START
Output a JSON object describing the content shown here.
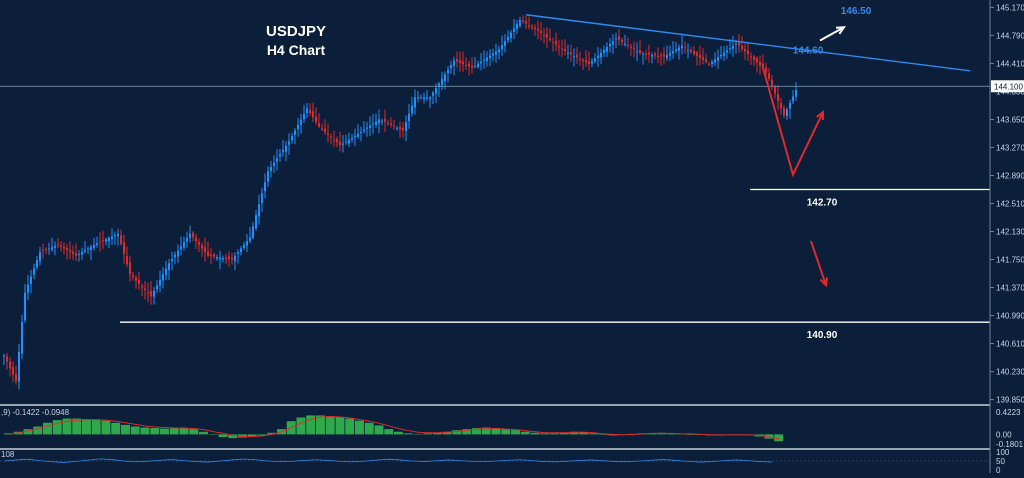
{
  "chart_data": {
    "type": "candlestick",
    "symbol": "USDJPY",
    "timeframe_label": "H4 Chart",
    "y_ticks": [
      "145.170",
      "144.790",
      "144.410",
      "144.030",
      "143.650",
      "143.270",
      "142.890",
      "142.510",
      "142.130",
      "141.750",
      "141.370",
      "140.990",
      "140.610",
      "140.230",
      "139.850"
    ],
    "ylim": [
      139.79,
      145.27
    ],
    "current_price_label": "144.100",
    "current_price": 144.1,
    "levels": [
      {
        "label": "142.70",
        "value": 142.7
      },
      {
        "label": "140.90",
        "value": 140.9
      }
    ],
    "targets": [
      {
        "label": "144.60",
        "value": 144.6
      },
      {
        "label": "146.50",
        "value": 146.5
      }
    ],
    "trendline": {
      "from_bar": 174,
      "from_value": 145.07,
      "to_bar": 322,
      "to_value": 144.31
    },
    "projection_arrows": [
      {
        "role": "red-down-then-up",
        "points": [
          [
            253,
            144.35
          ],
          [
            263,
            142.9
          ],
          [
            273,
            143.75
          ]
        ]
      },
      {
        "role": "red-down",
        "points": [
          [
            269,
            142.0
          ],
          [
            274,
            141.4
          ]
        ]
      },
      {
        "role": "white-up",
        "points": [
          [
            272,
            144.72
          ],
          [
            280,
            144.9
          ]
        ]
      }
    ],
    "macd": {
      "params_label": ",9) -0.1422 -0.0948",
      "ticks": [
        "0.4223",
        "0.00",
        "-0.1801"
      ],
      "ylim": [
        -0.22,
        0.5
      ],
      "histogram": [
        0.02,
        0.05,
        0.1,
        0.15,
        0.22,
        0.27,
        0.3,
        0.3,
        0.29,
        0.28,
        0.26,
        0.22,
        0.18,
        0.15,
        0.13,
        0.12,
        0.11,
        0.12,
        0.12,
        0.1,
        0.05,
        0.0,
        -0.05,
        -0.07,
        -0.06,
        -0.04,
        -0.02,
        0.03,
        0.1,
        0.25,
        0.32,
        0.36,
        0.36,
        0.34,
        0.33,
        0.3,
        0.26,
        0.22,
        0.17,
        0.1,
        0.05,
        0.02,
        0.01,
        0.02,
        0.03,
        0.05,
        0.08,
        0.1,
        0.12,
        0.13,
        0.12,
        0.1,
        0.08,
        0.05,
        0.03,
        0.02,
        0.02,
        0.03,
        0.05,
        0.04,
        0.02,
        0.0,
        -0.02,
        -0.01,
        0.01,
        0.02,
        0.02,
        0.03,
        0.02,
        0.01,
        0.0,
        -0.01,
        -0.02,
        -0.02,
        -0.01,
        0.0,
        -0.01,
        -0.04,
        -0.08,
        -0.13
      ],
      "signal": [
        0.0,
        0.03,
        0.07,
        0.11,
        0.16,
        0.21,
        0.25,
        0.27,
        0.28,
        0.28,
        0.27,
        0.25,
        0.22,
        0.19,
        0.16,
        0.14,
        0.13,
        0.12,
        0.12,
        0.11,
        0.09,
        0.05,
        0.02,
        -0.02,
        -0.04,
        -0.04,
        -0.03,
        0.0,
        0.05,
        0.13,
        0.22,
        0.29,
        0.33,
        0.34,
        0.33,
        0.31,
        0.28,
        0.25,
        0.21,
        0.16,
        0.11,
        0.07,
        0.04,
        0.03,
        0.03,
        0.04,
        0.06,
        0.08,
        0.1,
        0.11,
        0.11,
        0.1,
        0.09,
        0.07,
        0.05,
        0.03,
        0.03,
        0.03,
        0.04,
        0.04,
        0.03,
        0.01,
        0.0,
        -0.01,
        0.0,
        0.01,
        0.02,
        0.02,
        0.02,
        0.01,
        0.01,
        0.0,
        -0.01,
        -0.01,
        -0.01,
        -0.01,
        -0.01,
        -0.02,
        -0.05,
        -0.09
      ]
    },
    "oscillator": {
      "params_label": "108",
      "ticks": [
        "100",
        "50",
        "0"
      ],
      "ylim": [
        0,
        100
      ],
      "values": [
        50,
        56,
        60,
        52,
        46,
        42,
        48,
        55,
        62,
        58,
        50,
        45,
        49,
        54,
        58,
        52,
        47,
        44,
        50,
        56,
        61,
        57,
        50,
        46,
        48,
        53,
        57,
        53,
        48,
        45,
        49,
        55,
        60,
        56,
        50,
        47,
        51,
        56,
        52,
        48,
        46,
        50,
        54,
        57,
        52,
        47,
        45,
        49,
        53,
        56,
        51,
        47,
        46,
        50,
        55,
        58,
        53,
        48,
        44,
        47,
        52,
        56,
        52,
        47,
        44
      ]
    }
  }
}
END
§ **WORK TO COMPLETE**: Send back the data above word for word, with the pictures left out.

§ **ANSWER**:
Output a JSON object describing the content shown here.
{
  "chart_data": {
    "type": "candlestick",
    "symbol": "USDJPY",
    "timeframe_label": "H4 Chart",
    "y_ticks": [
      "145.170",
      "144.790",
      "144.410",
      "144.030",
      "143.650",
      "143.270",
      "142.890",
      "142.510",
      "142.130",
      "141.750",
      "141.370",
      "140.990",
      "140.610",
      "140.230",
      "139.850"
    ],
    "ylim": [
      139.79,
      145.27
    ],
    "current_price_label": "144.100",
    "current_price": 144.1,
    "levels": [
      {
        "label": "142.70",
        "value": 142.7
      },
      {
        "label": "140.90",
        "value": 140.9
      }
    ],
    "targets": [
      {
        "label": "144.60",
        "value": 144.6
      },
      {
        "label": "146.50",
        "value": 146.5
      }
    ],
    "trendline": {
      "from_bar": 174,
      "from_value": 145.07,
      "to_bar": 322,
      "to_value": 144.31
    },
    "projection_arrows": [
      {
        "role": "red-down-then-up",
        "points": [
          [
            253,
            144.35
          ],
          [
            263,
            142.9
          ],
          [
            273,
            143.75
          ]
        ]
      },
      {
        "role": "red-down",
        "points": [
          [
            269,
            142.0
          ],
          [
            274,
            141.4
          ]
        ]
      },
      {
        "role": "white-up",
        "points": [
          [
            272,
            144.72
          ],
          [
            280,
            144.9
          ]
        ]
      }
    ],
    "macd": {
      "params_label": ",9) -0.1422 -0.0948",
      "ticks": [
        "0.4223",
        "0.00",
        "-0.1801"
      ],
      "ylim": [
        -0.22,
        0.5
      ],
      "histogram": [
        0.02,
        0.05,
        0.1,
        0.15,
        0.22,
        0.27,
        0.3,
        0.3,
        0.29,
        0.28,
        0.26,
        0.22,
        0.18,
        0.15,
        0.13,
        0.12,
        0.11,
        0.12,
        0.12,
        0.1,
        0.05,
        0.0,
        -0.05,
        -0.07,
        -0.06,
        -0.04,
        -0.02,
        0.03,
        0.1,
        0.25,
        0.32,
        0.36,
        0.36,
        0.34,
        0.33,
        0.3,
        0.26,
        0.22,
        0.17,
        0.1,
        0.05,
        0.02,
        0.01,
        0.02,
        0.03,
        0.05,
        0.08,
        0.1,
        0.12,
        0.13,
        0.12,
        0.1,
        0.08,
        0.05,
        0.03,
        0.02,
        0.02,
        0.03,
        0.05,
        0.04,
        0.02,
        0.0,
        -0.02,
        -0.01,
        0.01,
        0.02,
        0.02,
        0.03,
        0.02,
        0.01,
        0.0,
        -0.01,
        -0.02,
        -0.02,
        -0.01,
        0.0,
        -0.01,
        -0.04,
        -0.08,
        -0.13
      ],
      "signal": [
        0.0,
        0.03,
        0.07,
        0.11,
        0.16,
        0.21,
        0.25,
        0.27,
        0.28,
        0.28,
        0.27,
        0.25,
        0.22,
        0.19,
        0.16,
        0.14,
        0.13,
        0.12,
        0.12,
        0.11,
        0.09,
        0.05,
        0.02,
        -0.02,
        -0.04,
        -0.04,
        -0.03,
        0.0,
        0.05,
        0.13,
        0.22,
        0.29,
        0.33,
        0.34,
        0.33,
        0.31,
        0.28,
        0.25,
        0.21,
        0.16,
        0.11,
        0.07,
        0.04,
        0.03,
        0.03,
        0.04,
        0.06,
        0.08,
        0.1,
        0.11,
        0.11,
        0.1,
        0.09,
        0.07,
        0.05,
        0.03,
        0.03,
        0.03,
        0.04,
        0.04,
        0.03,
        0.01,
        0.0,
        -0.01,
        0.0,
        0.01,
        0.02,
        0.02,
        0.02,
        0.01,
        0.01,
        0.0,
        -0.01,
        -0.01,
        -0.01,
        -0.01,
        -0.01,
        -0.02,
        -0.05,
        -0.09
      ]
    },
    "oscillator": {
      "params_label": "108",
      "ticks": [
        "100",
        "50",
        "0"
      ],
      "ylim": [
        0,
        100
      ],
      "values": [
        50,
        56,
        60,
        52,
        46,
        42,
        48,
        55,
        62,
        58,
        50,
        45,
        49,
        54,
        58,
        52,
        47,
        44,
        50,
        56,
        61,
        57,
        50,
        46,
        48,
        53,
        57,
        53,
        48,
        45,
        49,
        55,
        60,
        56,
        50,
        47,
        51,
        56,
        52,
        48,
        46,
        50,
        54,
        57,
        52,
        47,
        45,
        49,
        53,
        56,
        51,
        47,
        46,
        50,
        55,
        58,
        53,
        48,
        44,
        47,
        52,
        56,
        52,
        47,
        44
      ]
    }
  }
}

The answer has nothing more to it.